WHAT IS BEING ASKED
The required result is every line of the records that includes "process".

Figure dataset records

##########

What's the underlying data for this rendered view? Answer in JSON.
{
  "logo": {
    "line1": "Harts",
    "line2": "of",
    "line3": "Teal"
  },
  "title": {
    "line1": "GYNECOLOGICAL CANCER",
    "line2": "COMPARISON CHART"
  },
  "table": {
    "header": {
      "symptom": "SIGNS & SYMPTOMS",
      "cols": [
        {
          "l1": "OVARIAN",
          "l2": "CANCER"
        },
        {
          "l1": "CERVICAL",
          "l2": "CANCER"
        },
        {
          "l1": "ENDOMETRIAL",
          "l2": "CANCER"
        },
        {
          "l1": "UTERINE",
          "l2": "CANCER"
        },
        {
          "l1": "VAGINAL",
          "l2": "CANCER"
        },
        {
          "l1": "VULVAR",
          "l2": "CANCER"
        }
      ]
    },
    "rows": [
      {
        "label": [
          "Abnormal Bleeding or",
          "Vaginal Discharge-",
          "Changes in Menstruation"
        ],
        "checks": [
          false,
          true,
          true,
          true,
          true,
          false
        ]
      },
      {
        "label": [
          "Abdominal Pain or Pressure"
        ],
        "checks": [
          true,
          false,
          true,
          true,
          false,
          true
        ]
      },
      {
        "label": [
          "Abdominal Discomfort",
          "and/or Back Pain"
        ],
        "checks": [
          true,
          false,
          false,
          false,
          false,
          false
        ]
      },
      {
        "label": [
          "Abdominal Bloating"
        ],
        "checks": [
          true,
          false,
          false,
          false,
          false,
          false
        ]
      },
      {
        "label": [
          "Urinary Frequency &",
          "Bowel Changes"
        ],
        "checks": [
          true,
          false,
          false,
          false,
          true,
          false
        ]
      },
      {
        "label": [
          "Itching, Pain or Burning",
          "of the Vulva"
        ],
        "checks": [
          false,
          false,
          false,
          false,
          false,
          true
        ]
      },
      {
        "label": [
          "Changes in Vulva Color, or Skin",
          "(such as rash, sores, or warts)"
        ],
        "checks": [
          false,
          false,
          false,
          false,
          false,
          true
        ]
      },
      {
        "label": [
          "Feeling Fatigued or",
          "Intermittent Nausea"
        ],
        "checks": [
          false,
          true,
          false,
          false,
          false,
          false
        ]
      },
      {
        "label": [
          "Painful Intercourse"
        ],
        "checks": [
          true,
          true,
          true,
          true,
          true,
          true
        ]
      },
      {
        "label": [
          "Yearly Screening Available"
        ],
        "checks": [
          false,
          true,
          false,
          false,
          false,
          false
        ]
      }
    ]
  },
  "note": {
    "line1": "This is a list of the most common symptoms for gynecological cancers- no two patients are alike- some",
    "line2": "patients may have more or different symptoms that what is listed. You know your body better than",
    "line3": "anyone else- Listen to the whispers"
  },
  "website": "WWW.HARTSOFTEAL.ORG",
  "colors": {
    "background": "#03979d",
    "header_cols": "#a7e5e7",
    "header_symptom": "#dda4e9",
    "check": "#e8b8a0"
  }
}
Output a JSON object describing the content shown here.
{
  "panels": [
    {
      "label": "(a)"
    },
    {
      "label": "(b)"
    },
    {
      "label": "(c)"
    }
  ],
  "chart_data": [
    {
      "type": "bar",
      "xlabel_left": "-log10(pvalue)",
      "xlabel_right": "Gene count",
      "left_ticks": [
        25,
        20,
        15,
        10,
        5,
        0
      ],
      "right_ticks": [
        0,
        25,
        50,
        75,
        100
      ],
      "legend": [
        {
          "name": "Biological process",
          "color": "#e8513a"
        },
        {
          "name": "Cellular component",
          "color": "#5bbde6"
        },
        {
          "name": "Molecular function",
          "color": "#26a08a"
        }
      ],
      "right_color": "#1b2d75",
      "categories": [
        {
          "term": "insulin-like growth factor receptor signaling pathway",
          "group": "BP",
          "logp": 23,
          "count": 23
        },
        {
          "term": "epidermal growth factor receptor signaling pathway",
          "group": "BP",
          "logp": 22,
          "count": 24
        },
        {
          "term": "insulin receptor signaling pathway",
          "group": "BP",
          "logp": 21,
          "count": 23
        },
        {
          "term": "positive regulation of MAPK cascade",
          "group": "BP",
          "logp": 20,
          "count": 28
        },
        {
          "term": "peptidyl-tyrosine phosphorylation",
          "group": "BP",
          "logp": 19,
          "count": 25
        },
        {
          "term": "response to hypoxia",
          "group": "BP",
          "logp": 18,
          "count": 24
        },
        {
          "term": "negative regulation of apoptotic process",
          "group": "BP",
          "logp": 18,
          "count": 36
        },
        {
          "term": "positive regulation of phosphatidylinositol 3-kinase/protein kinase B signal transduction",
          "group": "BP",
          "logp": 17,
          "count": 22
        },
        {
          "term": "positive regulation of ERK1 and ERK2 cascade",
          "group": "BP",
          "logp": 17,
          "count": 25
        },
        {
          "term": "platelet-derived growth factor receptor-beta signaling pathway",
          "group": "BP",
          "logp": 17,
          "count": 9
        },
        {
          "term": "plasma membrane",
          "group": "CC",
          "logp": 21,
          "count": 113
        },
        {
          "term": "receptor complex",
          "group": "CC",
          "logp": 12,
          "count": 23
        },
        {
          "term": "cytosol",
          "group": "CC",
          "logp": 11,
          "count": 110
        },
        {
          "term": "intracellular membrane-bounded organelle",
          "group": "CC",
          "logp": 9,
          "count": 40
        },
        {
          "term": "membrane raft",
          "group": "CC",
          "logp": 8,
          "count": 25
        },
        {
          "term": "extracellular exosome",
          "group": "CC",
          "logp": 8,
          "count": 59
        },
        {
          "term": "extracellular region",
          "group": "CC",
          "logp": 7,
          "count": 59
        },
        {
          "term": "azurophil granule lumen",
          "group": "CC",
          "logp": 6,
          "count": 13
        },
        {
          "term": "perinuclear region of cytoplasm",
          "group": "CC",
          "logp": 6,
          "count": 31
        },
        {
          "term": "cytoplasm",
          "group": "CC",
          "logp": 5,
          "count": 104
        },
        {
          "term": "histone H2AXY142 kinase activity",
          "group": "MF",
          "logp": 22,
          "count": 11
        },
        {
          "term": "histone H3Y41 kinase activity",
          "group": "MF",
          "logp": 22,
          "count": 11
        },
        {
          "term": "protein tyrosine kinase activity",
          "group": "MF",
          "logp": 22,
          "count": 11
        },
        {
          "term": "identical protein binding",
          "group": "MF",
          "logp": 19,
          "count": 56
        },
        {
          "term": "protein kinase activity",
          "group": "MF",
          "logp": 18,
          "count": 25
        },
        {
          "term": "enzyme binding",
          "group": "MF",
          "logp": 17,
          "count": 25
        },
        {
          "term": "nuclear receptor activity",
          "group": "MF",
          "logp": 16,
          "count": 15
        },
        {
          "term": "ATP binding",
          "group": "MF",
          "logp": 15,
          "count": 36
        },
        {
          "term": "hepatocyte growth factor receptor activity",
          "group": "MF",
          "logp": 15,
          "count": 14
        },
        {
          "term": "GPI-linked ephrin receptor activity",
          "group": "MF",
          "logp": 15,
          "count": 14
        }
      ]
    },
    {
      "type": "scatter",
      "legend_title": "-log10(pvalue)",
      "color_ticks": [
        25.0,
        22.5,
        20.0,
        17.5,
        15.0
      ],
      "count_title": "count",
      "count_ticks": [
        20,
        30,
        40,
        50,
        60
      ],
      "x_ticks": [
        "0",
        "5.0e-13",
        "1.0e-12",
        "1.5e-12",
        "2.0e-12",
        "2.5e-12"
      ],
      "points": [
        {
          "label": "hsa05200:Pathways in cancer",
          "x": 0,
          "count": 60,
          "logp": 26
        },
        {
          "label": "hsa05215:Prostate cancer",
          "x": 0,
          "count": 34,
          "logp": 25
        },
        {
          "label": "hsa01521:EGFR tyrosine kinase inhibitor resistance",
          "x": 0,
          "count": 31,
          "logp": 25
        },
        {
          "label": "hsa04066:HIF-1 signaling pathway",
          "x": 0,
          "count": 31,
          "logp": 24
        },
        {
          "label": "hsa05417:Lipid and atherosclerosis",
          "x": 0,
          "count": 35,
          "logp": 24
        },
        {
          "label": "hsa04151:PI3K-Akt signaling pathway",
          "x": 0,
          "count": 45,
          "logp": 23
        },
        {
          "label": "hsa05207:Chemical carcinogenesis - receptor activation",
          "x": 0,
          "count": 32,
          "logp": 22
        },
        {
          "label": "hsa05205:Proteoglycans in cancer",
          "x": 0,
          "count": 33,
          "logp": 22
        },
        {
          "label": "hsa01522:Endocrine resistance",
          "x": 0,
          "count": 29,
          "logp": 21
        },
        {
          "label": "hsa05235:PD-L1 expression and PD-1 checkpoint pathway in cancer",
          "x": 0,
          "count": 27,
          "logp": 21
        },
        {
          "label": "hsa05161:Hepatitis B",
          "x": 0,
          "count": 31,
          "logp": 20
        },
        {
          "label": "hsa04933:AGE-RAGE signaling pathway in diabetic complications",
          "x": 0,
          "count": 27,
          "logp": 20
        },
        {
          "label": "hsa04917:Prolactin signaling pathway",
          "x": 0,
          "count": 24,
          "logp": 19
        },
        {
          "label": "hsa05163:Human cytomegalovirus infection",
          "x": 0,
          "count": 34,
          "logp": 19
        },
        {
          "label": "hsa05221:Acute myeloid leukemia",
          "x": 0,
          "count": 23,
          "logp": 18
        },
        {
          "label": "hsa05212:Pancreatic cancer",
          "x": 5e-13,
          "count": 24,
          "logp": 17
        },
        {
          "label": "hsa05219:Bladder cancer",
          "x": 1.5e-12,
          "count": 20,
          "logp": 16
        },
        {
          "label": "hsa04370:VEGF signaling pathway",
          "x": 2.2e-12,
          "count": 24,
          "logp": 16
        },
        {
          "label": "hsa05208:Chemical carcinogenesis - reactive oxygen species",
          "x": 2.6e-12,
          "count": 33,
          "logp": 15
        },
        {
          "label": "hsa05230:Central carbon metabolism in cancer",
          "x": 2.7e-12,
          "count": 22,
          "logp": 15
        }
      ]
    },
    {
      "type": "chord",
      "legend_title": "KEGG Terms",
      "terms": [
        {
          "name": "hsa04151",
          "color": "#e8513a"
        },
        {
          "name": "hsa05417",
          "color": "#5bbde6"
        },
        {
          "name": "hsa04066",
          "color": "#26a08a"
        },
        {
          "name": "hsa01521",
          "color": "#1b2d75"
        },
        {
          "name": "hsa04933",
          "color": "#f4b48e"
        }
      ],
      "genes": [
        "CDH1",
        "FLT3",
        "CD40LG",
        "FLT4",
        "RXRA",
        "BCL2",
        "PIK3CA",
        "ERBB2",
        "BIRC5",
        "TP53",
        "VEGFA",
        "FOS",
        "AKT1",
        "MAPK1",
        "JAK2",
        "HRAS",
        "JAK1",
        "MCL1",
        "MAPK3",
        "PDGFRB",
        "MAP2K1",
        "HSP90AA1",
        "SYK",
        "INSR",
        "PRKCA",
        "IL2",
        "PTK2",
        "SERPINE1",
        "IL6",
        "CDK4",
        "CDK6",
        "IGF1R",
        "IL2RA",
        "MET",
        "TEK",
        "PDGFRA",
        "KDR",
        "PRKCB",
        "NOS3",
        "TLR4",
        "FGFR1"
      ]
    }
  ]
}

##########

RESPONSE TO THIS TASK
          "name": "Biological process",
          "term": "negative regulation of apoptotic process",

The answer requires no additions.